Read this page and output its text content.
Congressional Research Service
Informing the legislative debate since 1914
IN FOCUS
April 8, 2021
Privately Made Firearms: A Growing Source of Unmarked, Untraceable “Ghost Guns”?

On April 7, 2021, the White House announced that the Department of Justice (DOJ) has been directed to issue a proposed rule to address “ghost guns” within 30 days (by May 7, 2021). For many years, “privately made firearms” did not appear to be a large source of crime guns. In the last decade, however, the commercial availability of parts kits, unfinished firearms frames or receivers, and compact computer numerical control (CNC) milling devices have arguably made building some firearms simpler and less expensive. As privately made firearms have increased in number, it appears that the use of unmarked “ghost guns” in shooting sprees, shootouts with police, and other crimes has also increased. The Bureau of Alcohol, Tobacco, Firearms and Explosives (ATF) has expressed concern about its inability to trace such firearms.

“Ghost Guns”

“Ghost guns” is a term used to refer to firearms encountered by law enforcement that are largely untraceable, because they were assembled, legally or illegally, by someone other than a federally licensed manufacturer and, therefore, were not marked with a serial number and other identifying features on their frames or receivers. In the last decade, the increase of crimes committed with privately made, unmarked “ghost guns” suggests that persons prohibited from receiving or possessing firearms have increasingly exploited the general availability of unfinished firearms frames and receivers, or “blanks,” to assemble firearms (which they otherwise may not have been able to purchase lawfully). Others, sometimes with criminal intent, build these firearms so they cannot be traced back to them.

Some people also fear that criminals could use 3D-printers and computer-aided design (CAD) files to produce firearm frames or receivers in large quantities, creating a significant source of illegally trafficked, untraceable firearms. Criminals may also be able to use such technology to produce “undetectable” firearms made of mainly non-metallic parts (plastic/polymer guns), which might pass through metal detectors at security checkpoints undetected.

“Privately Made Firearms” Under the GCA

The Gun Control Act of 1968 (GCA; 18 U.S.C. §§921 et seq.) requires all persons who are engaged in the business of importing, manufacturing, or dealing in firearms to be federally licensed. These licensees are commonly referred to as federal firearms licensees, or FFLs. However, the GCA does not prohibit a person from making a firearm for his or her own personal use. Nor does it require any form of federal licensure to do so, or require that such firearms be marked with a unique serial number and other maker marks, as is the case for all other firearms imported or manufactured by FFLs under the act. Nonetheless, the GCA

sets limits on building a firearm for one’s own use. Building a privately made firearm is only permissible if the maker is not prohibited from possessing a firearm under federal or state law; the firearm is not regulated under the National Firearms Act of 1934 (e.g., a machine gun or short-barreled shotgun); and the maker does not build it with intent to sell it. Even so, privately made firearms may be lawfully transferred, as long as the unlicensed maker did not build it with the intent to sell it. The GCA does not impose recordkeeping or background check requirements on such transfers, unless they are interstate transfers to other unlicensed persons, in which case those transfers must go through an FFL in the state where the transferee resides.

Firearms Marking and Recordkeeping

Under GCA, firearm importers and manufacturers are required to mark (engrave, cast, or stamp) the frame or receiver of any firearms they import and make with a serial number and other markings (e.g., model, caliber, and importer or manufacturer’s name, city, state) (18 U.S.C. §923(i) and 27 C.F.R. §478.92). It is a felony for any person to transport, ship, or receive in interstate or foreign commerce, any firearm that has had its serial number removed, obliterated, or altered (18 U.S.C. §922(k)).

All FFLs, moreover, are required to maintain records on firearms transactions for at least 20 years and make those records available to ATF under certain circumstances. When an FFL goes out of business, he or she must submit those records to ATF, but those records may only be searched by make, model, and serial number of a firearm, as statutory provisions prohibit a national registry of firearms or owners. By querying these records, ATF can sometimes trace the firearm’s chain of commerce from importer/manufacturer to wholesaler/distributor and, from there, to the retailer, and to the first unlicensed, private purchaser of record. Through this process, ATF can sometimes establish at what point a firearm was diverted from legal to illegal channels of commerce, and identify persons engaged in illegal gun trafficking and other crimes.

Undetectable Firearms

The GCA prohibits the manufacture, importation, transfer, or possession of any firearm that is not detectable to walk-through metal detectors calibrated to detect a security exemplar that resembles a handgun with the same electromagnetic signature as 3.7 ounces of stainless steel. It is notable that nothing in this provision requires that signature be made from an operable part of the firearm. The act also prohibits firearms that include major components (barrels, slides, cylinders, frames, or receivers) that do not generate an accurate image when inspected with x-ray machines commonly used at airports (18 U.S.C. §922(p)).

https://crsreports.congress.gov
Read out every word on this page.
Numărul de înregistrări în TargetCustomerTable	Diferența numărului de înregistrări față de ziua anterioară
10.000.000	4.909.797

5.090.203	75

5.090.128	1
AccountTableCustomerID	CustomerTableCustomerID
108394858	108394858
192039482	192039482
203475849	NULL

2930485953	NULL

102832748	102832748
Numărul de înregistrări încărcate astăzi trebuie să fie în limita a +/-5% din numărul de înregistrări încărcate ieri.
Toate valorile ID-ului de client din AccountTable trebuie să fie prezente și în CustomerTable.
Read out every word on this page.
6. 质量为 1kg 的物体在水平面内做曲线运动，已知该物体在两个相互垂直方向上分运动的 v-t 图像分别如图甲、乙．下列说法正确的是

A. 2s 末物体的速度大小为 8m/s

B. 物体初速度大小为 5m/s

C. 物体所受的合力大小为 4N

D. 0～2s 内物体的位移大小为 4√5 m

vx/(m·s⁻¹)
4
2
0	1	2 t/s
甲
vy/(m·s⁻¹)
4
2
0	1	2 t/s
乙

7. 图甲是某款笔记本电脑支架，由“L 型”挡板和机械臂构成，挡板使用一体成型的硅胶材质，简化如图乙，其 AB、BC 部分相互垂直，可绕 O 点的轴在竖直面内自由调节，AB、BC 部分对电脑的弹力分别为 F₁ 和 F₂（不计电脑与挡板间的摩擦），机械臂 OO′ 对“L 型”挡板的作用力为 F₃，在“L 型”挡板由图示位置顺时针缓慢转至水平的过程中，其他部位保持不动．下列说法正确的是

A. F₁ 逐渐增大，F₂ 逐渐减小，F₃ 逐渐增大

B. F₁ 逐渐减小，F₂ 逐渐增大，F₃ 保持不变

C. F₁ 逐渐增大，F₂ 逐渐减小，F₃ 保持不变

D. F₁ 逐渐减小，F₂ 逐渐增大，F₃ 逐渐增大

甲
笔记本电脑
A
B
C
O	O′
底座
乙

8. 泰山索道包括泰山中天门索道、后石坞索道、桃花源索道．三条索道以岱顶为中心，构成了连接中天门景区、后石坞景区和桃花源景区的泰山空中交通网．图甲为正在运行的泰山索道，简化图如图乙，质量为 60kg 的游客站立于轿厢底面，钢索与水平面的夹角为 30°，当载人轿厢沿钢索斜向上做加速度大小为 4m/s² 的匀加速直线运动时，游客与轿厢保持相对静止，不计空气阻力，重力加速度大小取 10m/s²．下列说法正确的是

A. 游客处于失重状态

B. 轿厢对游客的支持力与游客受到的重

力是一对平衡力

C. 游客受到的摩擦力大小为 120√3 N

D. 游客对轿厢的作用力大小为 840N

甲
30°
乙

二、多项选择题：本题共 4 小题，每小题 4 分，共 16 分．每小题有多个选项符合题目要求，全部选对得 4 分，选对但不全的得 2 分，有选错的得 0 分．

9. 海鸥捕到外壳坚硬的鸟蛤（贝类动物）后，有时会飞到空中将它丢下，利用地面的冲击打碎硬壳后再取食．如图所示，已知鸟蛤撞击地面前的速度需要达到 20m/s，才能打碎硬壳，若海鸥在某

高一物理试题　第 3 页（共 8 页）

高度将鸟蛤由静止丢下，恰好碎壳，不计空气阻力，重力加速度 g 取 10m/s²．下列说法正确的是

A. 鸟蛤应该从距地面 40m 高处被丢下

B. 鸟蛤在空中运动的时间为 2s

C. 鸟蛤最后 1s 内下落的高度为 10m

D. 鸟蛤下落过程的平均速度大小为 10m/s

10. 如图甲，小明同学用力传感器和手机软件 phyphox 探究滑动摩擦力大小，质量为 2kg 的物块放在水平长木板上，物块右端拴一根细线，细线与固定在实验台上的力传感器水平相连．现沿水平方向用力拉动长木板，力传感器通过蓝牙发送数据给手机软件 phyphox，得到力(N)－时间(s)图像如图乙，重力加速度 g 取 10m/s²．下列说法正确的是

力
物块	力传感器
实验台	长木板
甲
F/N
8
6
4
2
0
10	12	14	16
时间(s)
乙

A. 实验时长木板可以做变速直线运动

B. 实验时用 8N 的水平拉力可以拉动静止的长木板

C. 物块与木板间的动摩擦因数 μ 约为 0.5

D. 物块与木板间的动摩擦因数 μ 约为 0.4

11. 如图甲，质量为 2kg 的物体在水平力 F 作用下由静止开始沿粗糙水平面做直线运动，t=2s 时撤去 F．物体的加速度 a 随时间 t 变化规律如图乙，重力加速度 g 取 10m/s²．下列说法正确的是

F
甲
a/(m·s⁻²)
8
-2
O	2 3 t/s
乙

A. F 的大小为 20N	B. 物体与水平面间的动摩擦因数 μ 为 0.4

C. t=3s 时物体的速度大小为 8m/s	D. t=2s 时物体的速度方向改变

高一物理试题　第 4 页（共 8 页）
........
■ **TASK PROMPT**:
Among the records above, find each line holding the string "trebuie" and pull it out.

■ **RESULT OF THE TASK**:
Numărul de înregistrări încărcate astăzi trebuie să fie în limita a +/-5% din numărul de înregistrări încărcate ieri.
Toate valorile ID-ului de client din AccountTable trebuie să fie prezente și în CustomerTable.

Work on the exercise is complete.